▸ TEXT PASSAGE
__________________________________________________

Studio album by Dread Zeppelin
- Released: July 24, 1990
- Length: 43:24
- Label: I.R.S.
- Producer: Jah Paul Jo, Rasta Li-Mon

Dread Zeppelin chronology
|  | Un-Led-Ed (1990) | 5,000,000 (1991) |

= Un-Led-Ed =

Un-Led-Ed is the debut album by Dread Zeppelin, released in 1990. The album received a public endorsement by Led Zeppelin vocalist Robert Plant, who claimed he preferred Dread Zeppelin's cover of "Your Time Is Gonna Come" to the Led Zeppelin original.

==Recording==
Initial recording sessions for the album took place at The Chapel in Encino, California, in 1989. Co-producer Rasta Li-Mon (R. Lee Manning) was the house engineer for owner Dave Stewart, of Eurythmics. The first sessions yielded two vinyl 45 singles, "Immigrant Song" b/w "Hey Hey What Can I Do" and "Whole Lotta Love" b/w "Tour-Telvis: A Bad Trip". Both singles were released by Birdcage Records in 1989.

After selling out multiple runs of the singles in various vinyl colors, Birdcage gave the go-ahead to record a full album. The original concept was to lampoon each Led Zeppelin album in its original order but that was scrapped for more of a hodgepodge approach that could include Dread Zeppelin live favorites like "Black Dog" and "Heartbreaker."

Un-Led-Ed was 90% finished when Dread Zeppelin were signed to I.R.S. Records who arranged for the final recording sessions at Club 56 Studio in Burbank, California. Two songs were recorded: "Black Dog" and "(All I Want For Christmas Is) My Two Front Teeth." Both songs feature new drummer, Fresh Cheese 'n' Cheese (Paul Maselli). Original percussionist, Cheese (Curt Lichter), had left the band after the Chapel recordings.

"Hey Hey What Can I Do" and "Tour-Telvis: A Bad Trip" were not included on Un Led-Ed but appear on a Birdcage Records cassette-only compilation called Kom Gib Mir Deine Zeppelin and various I.R.S. single B-sides. "All I Want for Christmas Is My Two Front Teeth" appears on a 1990 I.R.S. Christmas sampler called Just in Time for Christmas.

A fourth extra track, "Un-Led-Ed," a psychedelic pastiche incorporating several songs from the album and meant to be somewhat of an overture, was cut from the album due to copyright considerations. The song appears as "Un-Led-Eddd (in 3D)" on Dread Zeppelin's 1995 album for Birdcage Records, No Quarter Pounder.

__________________________________________________

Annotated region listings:
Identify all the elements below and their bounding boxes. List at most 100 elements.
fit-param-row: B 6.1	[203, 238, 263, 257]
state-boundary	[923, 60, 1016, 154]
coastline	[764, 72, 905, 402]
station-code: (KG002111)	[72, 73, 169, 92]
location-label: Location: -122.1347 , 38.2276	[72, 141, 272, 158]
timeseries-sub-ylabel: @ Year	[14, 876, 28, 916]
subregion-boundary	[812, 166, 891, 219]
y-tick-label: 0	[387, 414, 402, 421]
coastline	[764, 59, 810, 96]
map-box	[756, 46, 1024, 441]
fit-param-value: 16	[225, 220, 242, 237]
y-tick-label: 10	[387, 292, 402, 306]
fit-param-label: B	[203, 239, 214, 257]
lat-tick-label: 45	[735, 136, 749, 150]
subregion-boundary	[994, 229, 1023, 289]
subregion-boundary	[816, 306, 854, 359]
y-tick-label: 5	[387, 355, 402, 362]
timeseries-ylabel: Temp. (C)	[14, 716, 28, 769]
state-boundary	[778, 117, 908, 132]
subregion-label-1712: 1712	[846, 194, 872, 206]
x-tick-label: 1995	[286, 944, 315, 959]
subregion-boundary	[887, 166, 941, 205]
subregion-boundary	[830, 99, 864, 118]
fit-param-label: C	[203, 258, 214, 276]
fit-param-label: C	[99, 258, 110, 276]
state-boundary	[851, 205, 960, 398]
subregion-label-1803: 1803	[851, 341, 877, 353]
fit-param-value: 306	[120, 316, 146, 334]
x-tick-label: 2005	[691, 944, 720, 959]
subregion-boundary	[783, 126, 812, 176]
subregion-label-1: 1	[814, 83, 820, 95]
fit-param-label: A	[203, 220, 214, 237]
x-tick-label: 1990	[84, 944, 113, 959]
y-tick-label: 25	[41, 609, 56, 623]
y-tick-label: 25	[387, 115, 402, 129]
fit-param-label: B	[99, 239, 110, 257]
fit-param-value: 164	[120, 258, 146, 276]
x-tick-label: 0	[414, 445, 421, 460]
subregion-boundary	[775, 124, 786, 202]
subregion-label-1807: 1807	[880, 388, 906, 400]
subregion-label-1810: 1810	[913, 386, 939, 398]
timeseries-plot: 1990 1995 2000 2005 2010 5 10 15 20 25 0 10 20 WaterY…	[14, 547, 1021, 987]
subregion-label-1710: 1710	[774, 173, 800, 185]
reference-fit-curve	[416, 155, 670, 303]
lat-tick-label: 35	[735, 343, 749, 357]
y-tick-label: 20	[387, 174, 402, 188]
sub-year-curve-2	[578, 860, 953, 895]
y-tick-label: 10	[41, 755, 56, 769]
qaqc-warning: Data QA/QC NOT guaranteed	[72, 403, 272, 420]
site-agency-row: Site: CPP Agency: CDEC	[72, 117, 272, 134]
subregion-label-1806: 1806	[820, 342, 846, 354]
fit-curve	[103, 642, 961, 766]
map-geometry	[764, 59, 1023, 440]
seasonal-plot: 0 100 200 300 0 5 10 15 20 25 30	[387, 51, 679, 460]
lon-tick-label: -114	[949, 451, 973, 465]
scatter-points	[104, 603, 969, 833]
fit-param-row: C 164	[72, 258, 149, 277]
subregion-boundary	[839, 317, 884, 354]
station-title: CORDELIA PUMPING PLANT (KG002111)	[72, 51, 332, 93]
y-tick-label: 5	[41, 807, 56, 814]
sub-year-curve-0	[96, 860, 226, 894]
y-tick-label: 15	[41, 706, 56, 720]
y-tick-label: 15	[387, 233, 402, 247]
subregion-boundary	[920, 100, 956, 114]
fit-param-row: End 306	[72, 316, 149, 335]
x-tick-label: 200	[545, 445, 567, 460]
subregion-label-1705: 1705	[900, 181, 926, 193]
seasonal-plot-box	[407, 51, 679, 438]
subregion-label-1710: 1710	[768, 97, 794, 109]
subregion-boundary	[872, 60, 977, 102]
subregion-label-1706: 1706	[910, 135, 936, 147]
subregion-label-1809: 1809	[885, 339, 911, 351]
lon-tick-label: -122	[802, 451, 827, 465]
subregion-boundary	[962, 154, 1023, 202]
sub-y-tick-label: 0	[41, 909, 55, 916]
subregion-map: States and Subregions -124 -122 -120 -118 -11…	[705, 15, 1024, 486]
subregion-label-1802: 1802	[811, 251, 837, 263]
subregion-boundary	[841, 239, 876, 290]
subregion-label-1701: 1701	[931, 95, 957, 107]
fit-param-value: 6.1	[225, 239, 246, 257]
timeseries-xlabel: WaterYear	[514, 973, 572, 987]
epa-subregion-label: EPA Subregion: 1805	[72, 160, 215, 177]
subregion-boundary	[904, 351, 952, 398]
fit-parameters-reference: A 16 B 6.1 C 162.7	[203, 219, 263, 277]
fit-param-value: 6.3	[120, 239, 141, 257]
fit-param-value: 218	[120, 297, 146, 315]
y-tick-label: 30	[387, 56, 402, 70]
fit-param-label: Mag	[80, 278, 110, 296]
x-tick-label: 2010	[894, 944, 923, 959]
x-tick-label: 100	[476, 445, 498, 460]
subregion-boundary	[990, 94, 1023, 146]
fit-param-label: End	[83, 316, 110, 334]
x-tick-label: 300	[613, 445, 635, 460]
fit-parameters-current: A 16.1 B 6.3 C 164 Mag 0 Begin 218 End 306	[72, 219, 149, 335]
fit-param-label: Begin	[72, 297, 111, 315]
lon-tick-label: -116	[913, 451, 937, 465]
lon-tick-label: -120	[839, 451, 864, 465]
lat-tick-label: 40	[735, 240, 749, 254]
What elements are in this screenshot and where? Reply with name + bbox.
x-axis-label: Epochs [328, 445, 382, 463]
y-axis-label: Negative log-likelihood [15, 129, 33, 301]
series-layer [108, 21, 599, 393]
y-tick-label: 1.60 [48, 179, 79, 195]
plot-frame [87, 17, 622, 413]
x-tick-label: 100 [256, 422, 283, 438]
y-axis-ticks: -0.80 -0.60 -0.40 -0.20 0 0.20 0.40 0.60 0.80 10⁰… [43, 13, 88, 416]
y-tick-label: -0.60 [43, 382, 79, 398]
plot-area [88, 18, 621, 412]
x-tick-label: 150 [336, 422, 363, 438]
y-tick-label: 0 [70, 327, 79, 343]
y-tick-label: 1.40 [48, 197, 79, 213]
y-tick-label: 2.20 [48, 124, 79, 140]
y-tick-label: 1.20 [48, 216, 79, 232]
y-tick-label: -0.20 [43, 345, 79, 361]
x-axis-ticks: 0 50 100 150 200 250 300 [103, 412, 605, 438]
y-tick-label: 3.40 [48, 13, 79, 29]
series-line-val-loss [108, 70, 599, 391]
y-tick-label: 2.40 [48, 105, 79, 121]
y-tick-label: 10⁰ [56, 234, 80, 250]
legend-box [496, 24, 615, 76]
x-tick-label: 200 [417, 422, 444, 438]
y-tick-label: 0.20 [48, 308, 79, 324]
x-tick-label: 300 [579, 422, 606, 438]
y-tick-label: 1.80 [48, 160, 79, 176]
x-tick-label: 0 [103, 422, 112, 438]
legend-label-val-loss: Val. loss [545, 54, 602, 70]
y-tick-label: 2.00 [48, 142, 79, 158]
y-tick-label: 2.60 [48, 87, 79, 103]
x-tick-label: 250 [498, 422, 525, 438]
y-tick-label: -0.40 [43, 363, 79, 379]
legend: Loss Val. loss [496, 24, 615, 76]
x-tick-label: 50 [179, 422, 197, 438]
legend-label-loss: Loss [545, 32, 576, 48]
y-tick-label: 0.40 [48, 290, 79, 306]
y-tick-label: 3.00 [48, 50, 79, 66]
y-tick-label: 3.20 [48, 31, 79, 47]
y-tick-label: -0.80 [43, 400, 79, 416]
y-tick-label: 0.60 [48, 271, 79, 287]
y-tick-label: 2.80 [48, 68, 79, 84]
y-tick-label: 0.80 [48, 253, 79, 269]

__________________________________________________

▸ EXERCISE SET
a) Answer these questions from the Un-Led-Ed article above the rows:
(i) Where and in what year did the initial recording sessions for the album take place?
(ii) Which two songs were recorded at Club 56 Studio?
(iii) On which 1995 album does "Un-Led-Eddd (in 3D)" appear?
b) Render this sentence from the Un-Led-Ed article above the rows in Spanish: "Both singles were released by Birdcage Records in 1989."
c) Echo the Un-Led-Ed article above the rows, everything from "- Producer: Jah" down to "Led Zeppelin original.".

▸ SET OF ANSWERS
a)
(i) At The Chapel in Encino, California, in 1989.
(ii) "Black Dog" and "(All I Want For Christmas Is) My Two Front Teeth."
(iii) No Quarter Pounder.

b) Ambos sencillos fueron publicados por Birdcage Records en 1989.

c)
- Producer: Jah Paul Jo, Rasta Li-Mon

Dread Zeppelin chronology
|  | Un-Led-Ed (1990) | 5,000,000 (1991) |

= Un-Led-Ed =

Un-Led-Ed is the debut album by Dread Zeppelin, released in 1990. The album received a public endorsement by Led Zeppelin vocalist Robert Plant, who claimed he preferred Dread Zeppelin's cover of "Your Time Is Gonna Come" to the Led Zeppelin original.